Raw records
□ □ □ □ □

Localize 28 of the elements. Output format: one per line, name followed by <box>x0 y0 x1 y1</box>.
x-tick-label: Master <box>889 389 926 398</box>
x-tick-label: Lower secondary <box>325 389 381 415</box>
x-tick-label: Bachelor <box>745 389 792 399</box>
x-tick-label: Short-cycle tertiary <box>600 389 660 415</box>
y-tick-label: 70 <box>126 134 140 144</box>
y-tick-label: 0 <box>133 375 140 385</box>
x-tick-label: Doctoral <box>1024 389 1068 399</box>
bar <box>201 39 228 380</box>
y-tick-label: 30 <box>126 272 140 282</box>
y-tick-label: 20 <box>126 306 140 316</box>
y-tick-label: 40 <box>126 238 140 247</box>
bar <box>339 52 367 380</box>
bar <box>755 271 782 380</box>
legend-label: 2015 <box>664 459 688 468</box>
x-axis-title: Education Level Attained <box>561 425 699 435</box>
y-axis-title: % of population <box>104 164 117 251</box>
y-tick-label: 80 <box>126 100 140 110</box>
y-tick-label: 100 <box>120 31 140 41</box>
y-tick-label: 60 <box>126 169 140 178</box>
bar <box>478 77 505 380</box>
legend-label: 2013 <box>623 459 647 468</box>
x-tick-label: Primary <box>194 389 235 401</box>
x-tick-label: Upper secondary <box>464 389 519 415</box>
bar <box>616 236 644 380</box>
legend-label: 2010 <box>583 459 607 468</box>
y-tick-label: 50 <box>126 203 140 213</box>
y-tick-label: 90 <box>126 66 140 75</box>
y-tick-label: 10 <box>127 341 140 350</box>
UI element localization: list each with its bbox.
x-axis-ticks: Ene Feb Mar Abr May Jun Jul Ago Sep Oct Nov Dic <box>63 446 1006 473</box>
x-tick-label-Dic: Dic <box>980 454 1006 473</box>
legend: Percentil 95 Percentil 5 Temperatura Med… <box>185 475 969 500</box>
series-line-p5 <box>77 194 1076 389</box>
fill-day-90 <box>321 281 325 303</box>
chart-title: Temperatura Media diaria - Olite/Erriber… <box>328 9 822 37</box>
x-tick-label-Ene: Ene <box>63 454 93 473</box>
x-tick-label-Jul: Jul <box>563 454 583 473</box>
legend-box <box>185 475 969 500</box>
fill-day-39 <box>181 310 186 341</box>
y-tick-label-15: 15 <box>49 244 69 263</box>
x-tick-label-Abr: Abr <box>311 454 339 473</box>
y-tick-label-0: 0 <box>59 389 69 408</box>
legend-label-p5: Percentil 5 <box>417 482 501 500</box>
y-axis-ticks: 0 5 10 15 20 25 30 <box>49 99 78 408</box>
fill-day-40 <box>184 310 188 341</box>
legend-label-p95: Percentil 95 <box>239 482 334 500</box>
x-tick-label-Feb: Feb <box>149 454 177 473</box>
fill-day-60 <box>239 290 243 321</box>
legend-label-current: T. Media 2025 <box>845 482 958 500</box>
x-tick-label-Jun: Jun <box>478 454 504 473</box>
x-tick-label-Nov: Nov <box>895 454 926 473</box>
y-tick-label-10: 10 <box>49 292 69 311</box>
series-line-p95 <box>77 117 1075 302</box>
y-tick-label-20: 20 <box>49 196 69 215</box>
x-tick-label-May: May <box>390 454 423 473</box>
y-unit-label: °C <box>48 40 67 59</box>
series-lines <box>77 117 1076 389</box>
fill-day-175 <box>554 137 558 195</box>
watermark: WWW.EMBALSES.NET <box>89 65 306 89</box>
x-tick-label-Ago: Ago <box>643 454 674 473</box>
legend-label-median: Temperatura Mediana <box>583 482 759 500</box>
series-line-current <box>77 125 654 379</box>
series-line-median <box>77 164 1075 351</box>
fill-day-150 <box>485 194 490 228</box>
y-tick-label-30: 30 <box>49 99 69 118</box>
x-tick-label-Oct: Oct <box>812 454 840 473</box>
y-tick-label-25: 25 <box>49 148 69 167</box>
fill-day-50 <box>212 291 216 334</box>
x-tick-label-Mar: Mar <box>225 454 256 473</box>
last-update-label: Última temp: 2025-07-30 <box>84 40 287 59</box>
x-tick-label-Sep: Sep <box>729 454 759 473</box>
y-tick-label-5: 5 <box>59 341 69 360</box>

□ □ □ □ □

[Task details] Retype every line of the raw records above, keeping each character unchanged.

[Solved exercise]
Localize 28 of the elements. Output format: one per line, name followed by <box>x0 y0 x1 y1</box>.
x-tick-label: Master <box>889 389 926 398</box>
x-tick-label: Lower secondary <box>325 389 381 415</box>
x-tick-label: Bachelor <box>745 389 792 399</box>
x-tick-label: Short-cycle tertiary <box>600 389 660 415</box>
y-tick-label: 70 <box>126 134 140 144</box>
y-tick-label: 0 <box>133 375 140 385</box>
x-tick-label: Doctoral <box>1024 389 1068 399</box>
bar <box>201 39 228 380</box>
y-tick-label: 30 <box>126 272 140 282</box>
y-tick-label: 20 <box>126 306 140 316</box>
y-tick-label: 40 <box>126 238 140 247</box>
bar <box>339 52 367 380</box>
bar <box>755 271 782 380</box>
legend-label: 2015 <box>664 459 688 468</box>
x-axis-title: Education Level Attained <box>561 425 699 435</box>
y-axis-title: % of population <box>104 164 117 251</box>
y-tick-label: 80 <box>126 100 140 110</box>
y-tick-label: 100 <box>120 31 140 41</box>
y-tick-label: 60 <box>126 169 140 178</box>
bar <box>478 77 505 380</box>
legend-label: 2013 <box>623 459 647 468</box>
x-tick-label: Primary <box>194 389 235 401</box>
x-tick-label: Upper secondary <box>464 389 519 415</box>
bar <box>616 236 644 380</box>
legend-label: 2010 <box>583 459 607 468</box>
y-tick-label: 50 <box>126 203 140 213</box>
y-tick-label: 90 <box>126 66 140 75</box>
y-tick-label: 10 <box>127 341 140 350</box>
UI element localization: list each with its bbox.
x-axis-ticks: Ene Feb Mar Abr May Jun Jul Ago Sep Oct Nov Dic <box>63 446 1006 473</box>
x-tick-label-Dic: Dic <box>980 454 1006 473</box>
legend: Percentil 95 Percentil 5 Temperatura Med… <box>185 475 969 500</box>
series-line-p5 <box>77 194 1076 389</box>
fill-day-90 <box>321 281 325 303</box>
chart-title: Temperatura Media diaria - Olite/Erriber… <box>328 9 822 37</box>
x-tick-label-Ene: Ene <box>63 454 93 473</box>
x-tick-label-Jul: Jul <box>563 454 583 473</box>
legend-box <box>185 475 969 500</box>
fill-day-39 <box>181 310 186 341</box>
y-tick-label-15: 15 <box>49 244 69 263</box>
x-tick-label-Abr: Abr <box>311 454 339 473</box>
y-tick-label-0: 0 <box>59 389 69 408</box>
legend-label-p5: Percentil 5 <box>417 482 501 500</box>
y-axis-ticks: 0 5 10 15 20 25 30 <box>49 99 78 408</box>
fill-day-40 <box>184 310 188 341</box>
legend-label-p95: Percentil 95 <box>239 482 334 500</box>
x-tick-label-Feb: Feb <box>149 454 177 473</box>
fill-day-60 <box>239 290 243 321</box>
legend-label-current: T. Media 2025 <box>845 482 958 500</box>
x-tick-label-Jun: Jun <box>478 454 504 473</box>
x-tick-label-Nov: Nov <box>895 454 926 473</box>
y-tick-label-10: 10 <box>49 292 69 311</box>
series-line-p95 <box>77 117 1075 302</box>
y-tick-label-20: 20 <box>49 196 69 215</box>
x-tick-label-May: May <box>390 454 423 473</box>
y-unit-label: °C <box>48 40 67 59</box>
series-lines <box>77 117 1076 389</box>
fill-day-175 <box>554 137 558 195</box>
watermark: WWW.EMBALSES.NET <box>89 65 306 89</box>
x-tick-label-Ago: Ago <box>643 454 674 473</box>
legend-label-median: Temperatura Mediana <box>583 482 759 500</box>
series-line-current <box>77 125 654 379</box>
series-line-median <box>77 164 1075 351</box>
fill-day-150 <box>485 194 490 228</box>
y-tick-label-30: 30 <box>49 99 69 118</box>
x-tick-label-Oct: Oct <box>812 454 840 473</box>
y-tick-label-25: 25 <box>49 148 69 167</box>
fill-day-50 <box>212 291 216 334</box>
x-tick-label-Mar: Mar <box>225 454 256 473</box>
last-update-label: Última temp: 2025-07-30 <box>84 40 287 59</box>
x-tick-label-Sep: Sep <box>729 454 759 473</box>
y-tick-label-5: 5 <box>59 341 69 360</box>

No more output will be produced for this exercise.